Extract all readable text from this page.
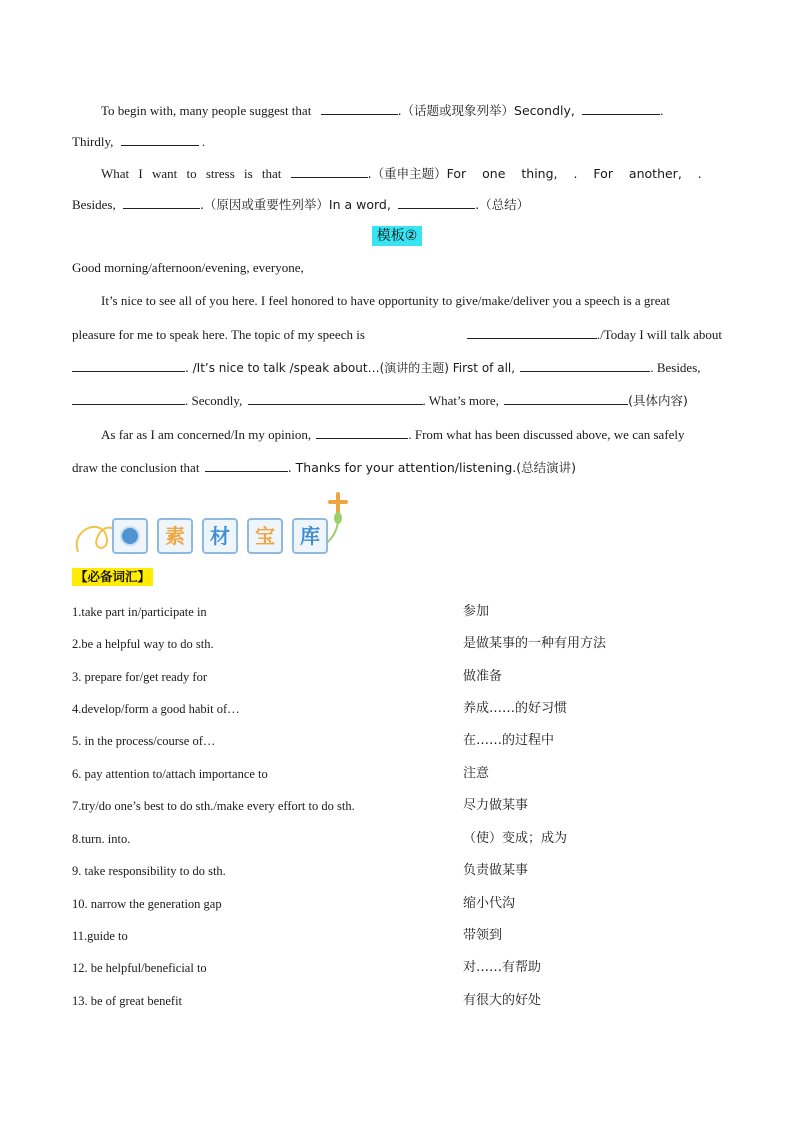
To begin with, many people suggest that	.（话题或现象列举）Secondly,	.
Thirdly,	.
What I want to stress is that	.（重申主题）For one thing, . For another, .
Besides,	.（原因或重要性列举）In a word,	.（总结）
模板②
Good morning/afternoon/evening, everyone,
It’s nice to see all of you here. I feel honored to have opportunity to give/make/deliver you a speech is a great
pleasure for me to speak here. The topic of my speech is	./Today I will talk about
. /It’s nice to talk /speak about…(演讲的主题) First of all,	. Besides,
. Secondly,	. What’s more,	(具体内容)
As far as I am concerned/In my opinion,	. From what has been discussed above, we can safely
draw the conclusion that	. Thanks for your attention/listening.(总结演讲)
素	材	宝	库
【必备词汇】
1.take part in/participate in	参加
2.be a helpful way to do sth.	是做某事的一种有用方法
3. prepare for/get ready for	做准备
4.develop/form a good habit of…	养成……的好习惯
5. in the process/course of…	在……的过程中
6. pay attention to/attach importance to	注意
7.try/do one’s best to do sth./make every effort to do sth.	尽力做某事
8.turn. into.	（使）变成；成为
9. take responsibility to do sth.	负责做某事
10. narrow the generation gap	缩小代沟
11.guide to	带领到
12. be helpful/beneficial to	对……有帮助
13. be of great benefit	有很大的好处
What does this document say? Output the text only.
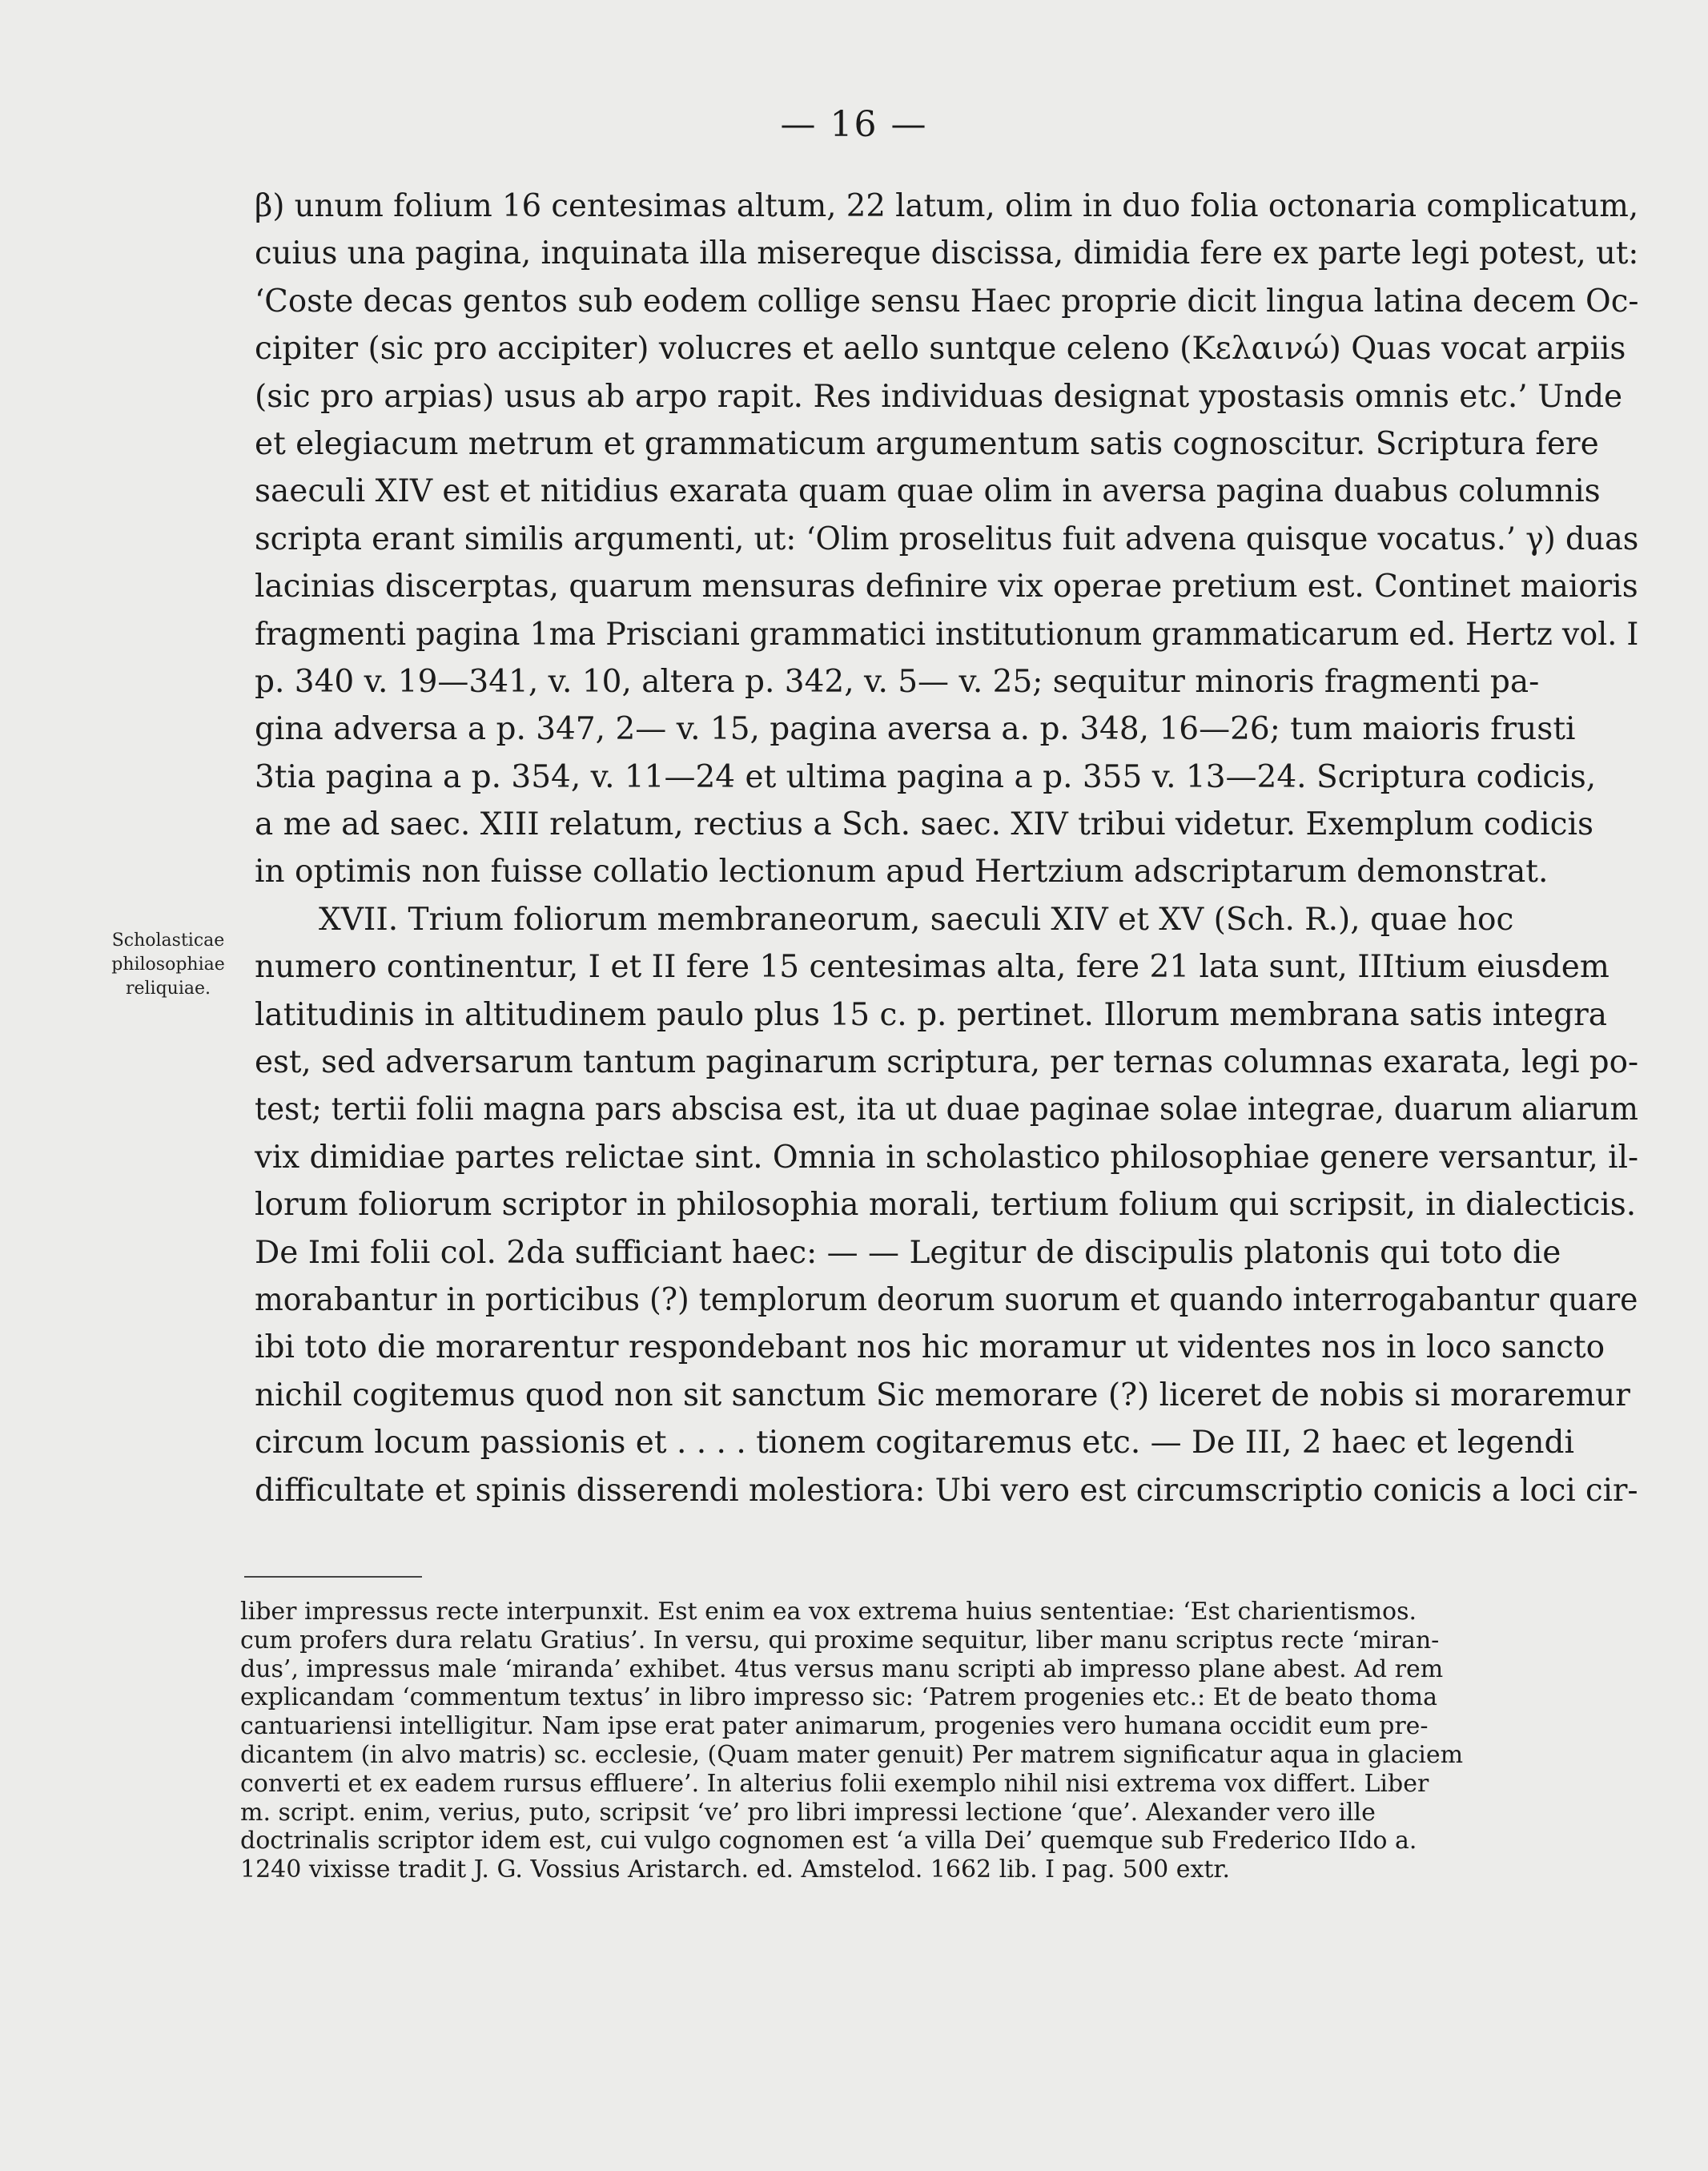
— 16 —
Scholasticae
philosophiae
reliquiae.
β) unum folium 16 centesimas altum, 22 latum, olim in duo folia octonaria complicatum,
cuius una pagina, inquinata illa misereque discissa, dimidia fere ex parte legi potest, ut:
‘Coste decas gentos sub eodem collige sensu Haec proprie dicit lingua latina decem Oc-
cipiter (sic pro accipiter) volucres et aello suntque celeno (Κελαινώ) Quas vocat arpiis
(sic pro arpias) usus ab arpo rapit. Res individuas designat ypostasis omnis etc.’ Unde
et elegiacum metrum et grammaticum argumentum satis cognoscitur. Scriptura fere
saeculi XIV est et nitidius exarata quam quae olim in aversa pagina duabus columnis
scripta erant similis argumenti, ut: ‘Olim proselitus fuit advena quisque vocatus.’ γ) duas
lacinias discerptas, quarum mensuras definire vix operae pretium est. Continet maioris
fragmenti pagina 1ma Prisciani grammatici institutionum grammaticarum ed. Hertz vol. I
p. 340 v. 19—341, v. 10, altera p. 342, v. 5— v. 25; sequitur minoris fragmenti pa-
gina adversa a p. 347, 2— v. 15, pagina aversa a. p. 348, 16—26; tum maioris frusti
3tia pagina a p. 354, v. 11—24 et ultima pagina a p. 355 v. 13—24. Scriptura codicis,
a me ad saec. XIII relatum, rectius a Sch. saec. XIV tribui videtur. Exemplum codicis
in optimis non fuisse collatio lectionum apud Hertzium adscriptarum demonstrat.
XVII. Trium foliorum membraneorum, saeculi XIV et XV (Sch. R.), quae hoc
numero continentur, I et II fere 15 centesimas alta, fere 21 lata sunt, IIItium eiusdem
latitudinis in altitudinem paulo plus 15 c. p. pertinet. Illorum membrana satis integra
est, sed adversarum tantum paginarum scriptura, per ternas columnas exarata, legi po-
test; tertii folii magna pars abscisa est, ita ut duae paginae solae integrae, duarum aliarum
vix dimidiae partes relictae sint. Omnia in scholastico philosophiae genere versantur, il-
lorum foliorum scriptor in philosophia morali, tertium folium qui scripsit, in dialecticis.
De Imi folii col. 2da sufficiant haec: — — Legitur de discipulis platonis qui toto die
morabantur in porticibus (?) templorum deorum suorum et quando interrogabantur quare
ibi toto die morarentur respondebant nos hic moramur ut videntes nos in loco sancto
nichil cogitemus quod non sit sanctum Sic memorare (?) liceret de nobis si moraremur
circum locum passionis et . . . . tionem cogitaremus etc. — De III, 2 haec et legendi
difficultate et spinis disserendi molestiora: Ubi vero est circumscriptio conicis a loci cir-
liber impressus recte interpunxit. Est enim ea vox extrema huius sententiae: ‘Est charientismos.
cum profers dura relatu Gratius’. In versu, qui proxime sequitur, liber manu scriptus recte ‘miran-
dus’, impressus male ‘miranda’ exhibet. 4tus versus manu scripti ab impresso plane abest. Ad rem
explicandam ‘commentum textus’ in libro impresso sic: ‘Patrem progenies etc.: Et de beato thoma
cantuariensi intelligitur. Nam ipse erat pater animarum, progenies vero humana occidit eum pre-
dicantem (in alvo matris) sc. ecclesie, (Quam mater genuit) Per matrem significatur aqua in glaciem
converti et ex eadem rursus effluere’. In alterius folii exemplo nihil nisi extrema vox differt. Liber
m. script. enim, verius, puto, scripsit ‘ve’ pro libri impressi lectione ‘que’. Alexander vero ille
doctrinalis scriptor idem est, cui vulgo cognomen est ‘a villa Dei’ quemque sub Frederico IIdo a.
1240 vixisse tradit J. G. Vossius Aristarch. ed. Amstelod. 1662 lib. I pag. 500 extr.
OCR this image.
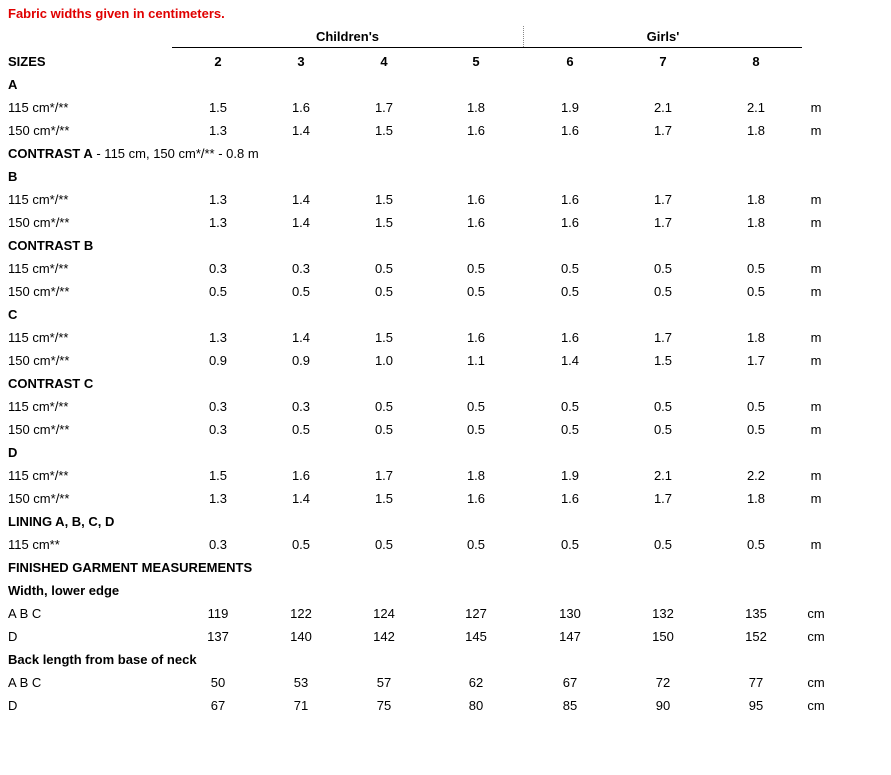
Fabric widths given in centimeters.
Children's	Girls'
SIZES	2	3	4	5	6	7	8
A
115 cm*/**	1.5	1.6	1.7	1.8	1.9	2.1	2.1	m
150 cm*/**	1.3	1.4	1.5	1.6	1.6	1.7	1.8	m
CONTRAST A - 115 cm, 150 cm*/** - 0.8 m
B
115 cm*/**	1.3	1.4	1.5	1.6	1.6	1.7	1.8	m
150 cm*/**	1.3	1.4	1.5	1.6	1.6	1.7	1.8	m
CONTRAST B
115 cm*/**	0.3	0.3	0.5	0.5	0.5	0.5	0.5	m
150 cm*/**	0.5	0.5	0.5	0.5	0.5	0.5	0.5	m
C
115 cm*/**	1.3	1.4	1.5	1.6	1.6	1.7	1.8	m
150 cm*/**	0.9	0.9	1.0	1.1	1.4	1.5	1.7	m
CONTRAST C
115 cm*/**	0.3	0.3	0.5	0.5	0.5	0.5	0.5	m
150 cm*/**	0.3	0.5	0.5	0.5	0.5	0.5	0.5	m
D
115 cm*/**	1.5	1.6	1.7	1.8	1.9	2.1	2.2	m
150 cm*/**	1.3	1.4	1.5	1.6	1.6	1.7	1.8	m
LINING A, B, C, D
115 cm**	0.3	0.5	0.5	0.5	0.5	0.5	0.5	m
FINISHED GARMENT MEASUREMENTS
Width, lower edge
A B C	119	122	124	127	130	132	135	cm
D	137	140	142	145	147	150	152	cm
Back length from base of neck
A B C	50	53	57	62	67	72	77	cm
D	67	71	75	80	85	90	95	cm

### THE EXERCISE
Copy the listing in full and without alteration, omitting every picture.

### REPLY
Extract all readable text from this page.
To begin with, many people suggest that	.（话题或现象列举）Secondly,	.
Thirdly,	.
What I want to stress is that	.（重申主题）For one thing, . For another, .
Besides,	.（原因或重要性列举）In a word,	.（总结）
模板②
Good morning/afternoon/evening, everyone,
It’s nice to see all of you here. I feel honored to have opportunity to give/make/deliver you a speech is a great
pleasure for me to speak here. The topic of my speech is	./Today I will talk about
. /It’s nice to talk /speak about…(演讲的主题) First of all,	. Besides,
. Secondly,	. What’s more,	(具体内容)
As far as I am concerned/In my opinion,	. From what has been discussed above, we can safely
draw the conclusion that	. Thanks for your attention/listening.(总结演讲)
素	材	宝	库
【必备词汇】
1.take part in/participate in	参加
2.be a helpful way to do sth.	是做某事的一种有用方法
3. prepare for/get ready for	做准备
4.develop/form a good habit of…	养成……的好习惯
5. in the process/course of…	在……的过程中
6. pay attention to/attach importance to	注意
7.try/do one’s best to do sth./make every effort to do sth.	尽力做某事
8.turn. into.	（使）变成；成为
9. take responsibility to do sth.	负责做某事
10. narrow the generation gap	缩小代沟
11.guide to	带领到
12. be helpful/beneficial to	对……有帮助
13. be of great benefit	有很大的好处
What does this document say? Output the text only.
— 16 —
Scholasticae
philosophiae
reliquiae.
β) unum folium 16 centesimas altum, 22 latum, olim in duo folia octonaria complicatum,
cuius una pagina, inquinata illa misereque discissa, dimidia fere ex parte legi potest, ut:
‘Coste decas gentos sub eodem collige sensu Haec proprie dicit lingua latina decem Oc-
cipiter (sic pro accipiter) volucres et aello suntque celeno (Κελαινώ) Quas vocat arpiis
(sic pro arpias) usus ab arpo rapit. Res individuas designat ypostasis omnis etc.’ Unde
et elegiacum metrum et grammaticum argumentum satis cognoscitur. Scriptura fere
saeculi XIV est et nitidius exarata quam quae olim in aversa pagina duabus columnis
scripta erant similis argumenti, ut: ‘Olim proselitus fuit advena quisque vocatus.’ γ) duas
lacinias discerptas, quarum mensuras definire vix operae pretium est. Continet maioris
fragmenti pagina 1ma Prisciani grammatici institutionum grammaticarum ed. Hertz vol. I
p. 340 v. 19—341, v. 10, altera p. 342, v. 5— v. 25; sequitur minoris fragmenti pa-
gina adversa a p. 347, 2— v. 15, pagina aversa a. p. 348, 16—26; tum maioris frusti
3tia pagina a p. 354, v. 11—24 et ultima pagina a p. 355 v. 13—24. Scriptura codicis,
a me ad saec. XIII relatum, rectius a Sch. saec. XIV tribui videtur. Exemplum codicis
in optimis non fuisse collatio lectionum apud Hertzium adscriptarum demonstrat.
XVII. Trium foliorum membraneorum, saeculi XIV et XV (Sch. R.), quae hoc
numero continentur, I et II fere 15 centesimas alta, fere 21 lata sunt, IIItium eiusdem
latitudinis in altitudinem paulo plus 15 c. p. pertinet. Illorum membrana satis integra
est, sed adversarum tantum paginarum scriptura, per ternas columnas exarata, legi po-
test; tertii folii magna pars abscisa est, ita ut duae paginae solae integrae, duarum aliarum
vix dimidiae partes relictae sint. Omnia in scholastico philosophiae genere versantur, il-
lorum foliorum scriptor in philosophia morali, tertium folium qui scripsit, in dialecticis.
De Imi folii col. 2da sufficiant haec: — — Legitur de discipulis platonis qui toto die
morabantur in porticibus (?) templorum deorum suorum et quando interrogabantur quare
ibi toto die morarentur respondebant nos hic moramur ut videntes nos in loco sancto
nichil cogitemus quod non sit sanctum Sic memorare (?) liceret de nobis si moraremur
circum locum passionis et . . . . tionem cogitaremus etc. — De III, 2 haec et legendi
difficultate et spinis disserendi molestiora: Ubi vero est circumscriptio conicis a loci cir-
liber impressus recte interpunxit. Est enim ea vox extrema huius sententiae: ‘Est charientismos.
cum profers dura relatu Gratius’. In versu, qui proxime sequitur, liber manu scriptus recte ‘miran-
dus’, impressus male ‘miranda’ exhibet. 4tus versus manu scripti ab impresso plane abest. Ad rem
explicandam ‘commentum textus’ in libro impresso sic: ‘Patrem progenies etc.: Et de beato thoma
cantuariensi intelligitur. Nam ipse erat pater animarum, progenies vero humana occidit eum pre-
dicantem (in alvo matris) sc. ecclesie, (Quam mater genuit) Per matrem significatur aqua in glaciem
converti et ex eadem rursus effluere’. In alterius folii exemplo nihil nisi extrema vox differt. Liber
m. script. enim, verius, puto, scripsit ‘ve’ pro libri impressi lectione ‘que’. Alexander vero ille
doctrinalis scriptor idem est, cui vulgo cognomen est ‘a villa Dei’ quemque sub Frederico IIdo a.
1240 vixisse tradit J. G. Vossius Aristarch. ed. Amstelod. 1662 lib. I pag. 500 extr.
OCR this image.
Fabric widths given in centimeters.
Children's	Girls'
SIZES	2	3	4	5	6	7	8
A
115 cm*/**	1.5	1.6	1.7	1.8	1.9	2.1	2.1	m
150 cm*/**	1.3	1.4	1.5	1.6	1.6	1.7	1.8	m
CONTRAST A - 115 cm, 150 cm*/** - 0.8 m
B
115 cm*/**	1.3	1.4	1.5	1.6	1.6	1.7	1.8	m
150 cm*/**	1.3	1.4	1.5	1.6	1.6	1.7	1.8	m
CONTRAST B
115 cm*/**	0.3	0.3	0.5	0.5	0.5	0.5	0.5	m
150 cm*/**	0.5	0.5	0.5	0.5	0.5	0.5	0.5	m
C
115 cm*/**	1.3	1.4	1.5	1.6	1.6	1.7	1.8	m
150 cm*/**	0.9	0.9	1.0	1.1	1.4	1.5	1.7	m
CONTRAST C
115 cm*/**	0.3	0.3	0.5	0.5	0.5	0.5	0.5	m
150 cm*/**	0.3	0.5	0.5	0.5	0.5	0.5	0.5	m
D
115 cm*/**	1.5	1.6	1.7	1.8	1.9	2.1	2.2	m
150 cm*/**	1.3	1.4	1.5	1.6	1.6	1.7	1.8	m
LINING A, B, C, D
115 cm**	0.3	0.5	0.5	0.5	0.5	0.5	0.5	m
FINISHED GARMENT MEASUREMENTS
Width, lower edge
A B C	119	122	124	127	130	132	135	cm
D	137	140	142	145	147	150	152	cm
Back length from base of neck
A B C	50	53	57	62	67	72	77	cm
D	67	71	75	80	85	90	95	cm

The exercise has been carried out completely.